• _Extracted entries_:

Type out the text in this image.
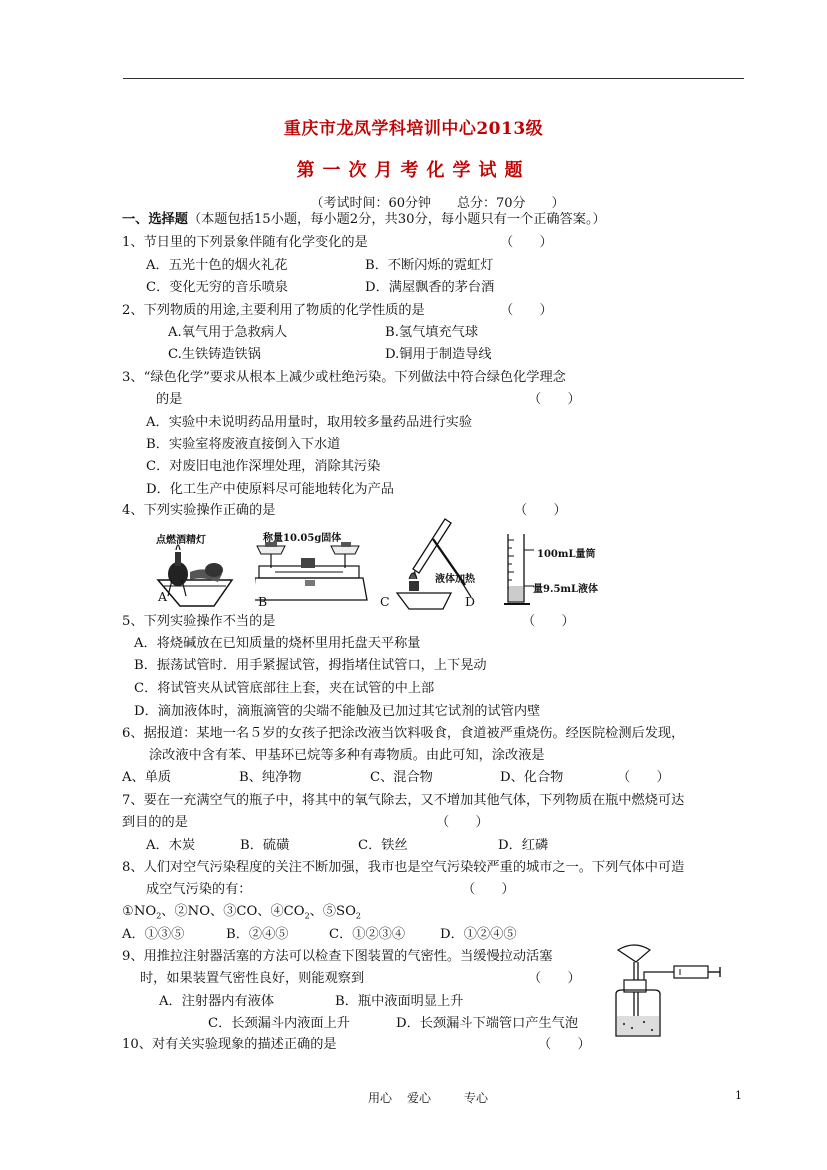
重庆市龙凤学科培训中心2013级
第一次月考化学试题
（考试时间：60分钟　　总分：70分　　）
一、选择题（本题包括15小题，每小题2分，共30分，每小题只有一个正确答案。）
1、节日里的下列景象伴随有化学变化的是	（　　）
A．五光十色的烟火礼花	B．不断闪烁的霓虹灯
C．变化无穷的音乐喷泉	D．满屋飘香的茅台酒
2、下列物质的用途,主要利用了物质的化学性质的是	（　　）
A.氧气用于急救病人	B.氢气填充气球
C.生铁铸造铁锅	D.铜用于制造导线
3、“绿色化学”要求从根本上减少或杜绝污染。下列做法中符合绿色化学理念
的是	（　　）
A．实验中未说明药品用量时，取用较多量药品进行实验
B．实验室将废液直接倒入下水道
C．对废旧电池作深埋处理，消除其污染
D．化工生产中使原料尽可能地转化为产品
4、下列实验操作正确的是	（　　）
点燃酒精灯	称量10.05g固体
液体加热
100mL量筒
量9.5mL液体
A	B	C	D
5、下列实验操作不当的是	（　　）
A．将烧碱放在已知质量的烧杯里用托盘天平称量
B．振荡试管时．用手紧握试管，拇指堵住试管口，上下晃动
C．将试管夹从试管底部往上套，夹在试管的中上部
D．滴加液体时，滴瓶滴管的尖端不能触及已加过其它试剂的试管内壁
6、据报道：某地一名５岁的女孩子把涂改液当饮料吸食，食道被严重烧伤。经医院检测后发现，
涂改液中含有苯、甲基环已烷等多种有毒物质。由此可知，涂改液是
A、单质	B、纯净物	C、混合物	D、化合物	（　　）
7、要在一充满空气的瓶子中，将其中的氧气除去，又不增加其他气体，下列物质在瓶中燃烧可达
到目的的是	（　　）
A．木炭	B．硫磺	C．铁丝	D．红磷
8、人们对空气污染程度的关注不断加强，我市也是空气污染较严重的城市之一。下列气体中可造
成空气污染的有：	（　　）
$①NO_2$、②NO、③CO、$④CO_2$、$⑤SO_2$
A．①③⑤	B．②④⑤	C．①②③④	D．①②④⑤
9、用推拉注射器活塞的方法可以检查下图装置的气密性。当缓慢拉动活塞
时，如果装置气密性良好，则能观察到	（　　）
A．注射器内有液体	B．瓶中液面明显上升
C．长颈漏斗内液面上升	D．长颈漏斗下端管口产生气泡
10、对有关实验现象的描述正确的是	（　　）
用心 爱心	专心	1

---

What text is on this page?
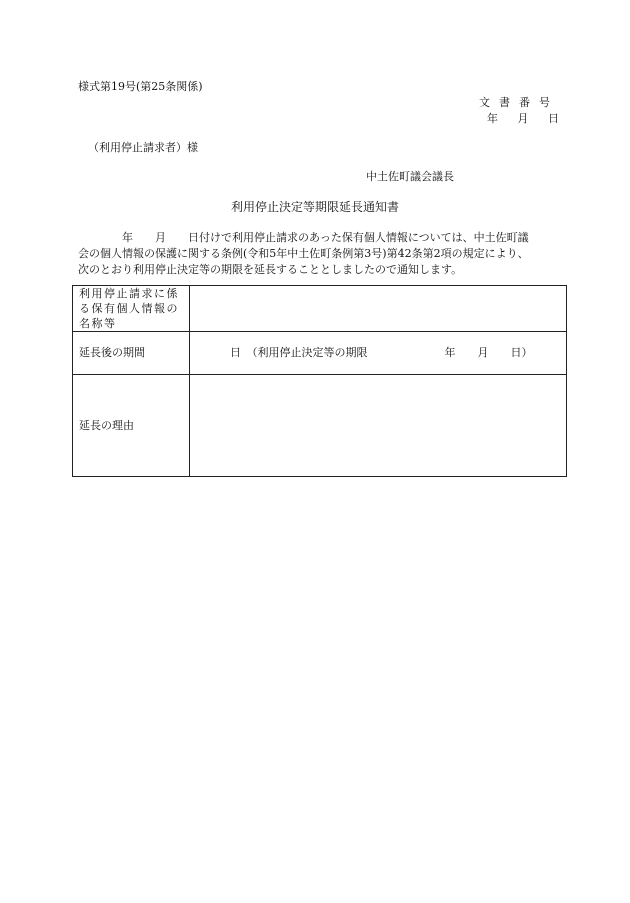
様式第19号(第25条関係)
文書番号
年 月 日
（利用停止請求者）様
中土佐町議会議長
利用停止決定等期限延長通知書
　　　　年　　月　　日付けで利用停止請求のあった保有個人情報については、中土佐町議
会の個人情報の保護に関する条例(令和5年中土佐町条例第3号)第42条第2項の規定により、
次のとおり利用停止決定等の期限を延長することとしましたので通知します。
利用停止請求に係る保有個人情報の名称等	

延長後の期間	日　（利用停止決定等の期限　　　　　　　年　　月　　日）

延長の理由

---

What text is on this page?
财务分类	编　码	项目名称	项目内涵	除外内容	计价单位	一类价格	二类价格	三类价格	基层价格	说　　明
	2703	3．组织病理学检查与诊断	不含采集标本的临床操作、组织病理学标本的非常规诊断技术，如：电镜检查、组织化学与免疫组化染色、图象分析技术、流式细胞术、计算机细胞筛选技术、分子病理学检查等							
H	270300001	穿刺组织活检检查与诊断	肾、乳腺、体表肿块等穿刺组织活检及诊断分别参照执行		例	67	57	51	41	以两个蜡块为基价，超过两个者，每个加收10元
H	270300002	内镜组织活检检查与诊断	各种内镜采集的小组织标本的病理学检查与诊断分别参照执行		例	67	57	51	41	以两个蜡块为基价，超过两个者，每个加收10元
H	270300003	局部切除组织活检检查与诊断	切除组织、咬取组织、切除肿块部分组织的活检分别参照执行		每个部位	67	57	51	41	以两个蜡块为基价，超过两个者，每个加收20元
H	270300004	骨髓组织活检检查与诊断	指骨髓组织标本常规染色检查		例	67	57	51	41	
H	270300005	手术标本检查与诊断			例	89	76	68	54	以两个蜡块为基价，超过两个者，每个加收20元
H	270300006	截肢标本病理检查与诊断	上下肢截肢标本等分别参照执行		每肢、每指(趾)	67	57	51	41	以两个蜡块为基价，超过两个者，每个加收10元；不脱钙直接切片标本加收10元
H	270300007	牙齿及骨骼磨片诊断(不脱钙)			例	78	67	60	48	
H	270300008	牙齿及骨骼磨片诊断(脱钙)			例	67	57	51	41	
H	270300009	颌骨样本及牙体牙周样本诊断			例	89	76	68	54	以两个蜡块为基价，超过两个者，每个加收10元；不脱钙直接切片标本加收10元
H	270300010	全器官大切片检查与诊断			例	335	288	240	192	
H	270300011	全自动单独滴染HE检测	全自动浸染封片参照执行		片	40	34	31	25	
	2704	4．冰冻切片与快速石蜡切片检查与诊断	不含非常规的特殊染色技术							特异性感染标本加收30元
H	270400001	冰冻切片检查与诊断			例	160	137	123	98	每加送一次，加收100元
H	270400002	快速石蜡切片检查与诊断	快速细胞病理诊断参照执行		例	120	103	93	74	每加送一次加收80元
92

• _Your task_: Identify every line holding the word "以两个蜡块为基价" and copy it out.

• _Response_:
H	270300001	穿刺组织活检检查与诊断	肾、乳腺、体表肿块等穿刺组织活检及诊断分别参照执行		例	67	57	51	41	以两个蜡块为基价，超过两个者，每个加收10元
H	270300002	内镜组织活检检查与诊断	各种内镜采集的小组织标本的病理学检查与诊断分别参照执行		例	67	57	51	41	以两个蜡块为基价，超过两个者，每个加收10元
H	270300003	局部切除组织活检检查与诊断	切除组织、咬取组织、切除肿块部分组织的活检分别参照执行		每个部位	67	57	51	41	以两个蜡块为基价，超过两个者，每个加收20元
H	270300005	手术标本检查与诊断			例	89	76	68	54	以两个蜡块为基价，超过两个者，每个加收20元
H	270300006	截肢标本病理检查与诊断	上下肢截肢标本等分别参照执行		每肢、每指(趾)	67	57	51	41	以两个蜡块为基价，超过两个者，每个加收10元；不脱钙直接切片标本加收10元
H	270300009	颌骨样本及牙体牙周样本诊断			例	89	76	68	54	以两个蜡块为基价，超过两个者，每个加收10元；不脱钙直接切片标本加收10元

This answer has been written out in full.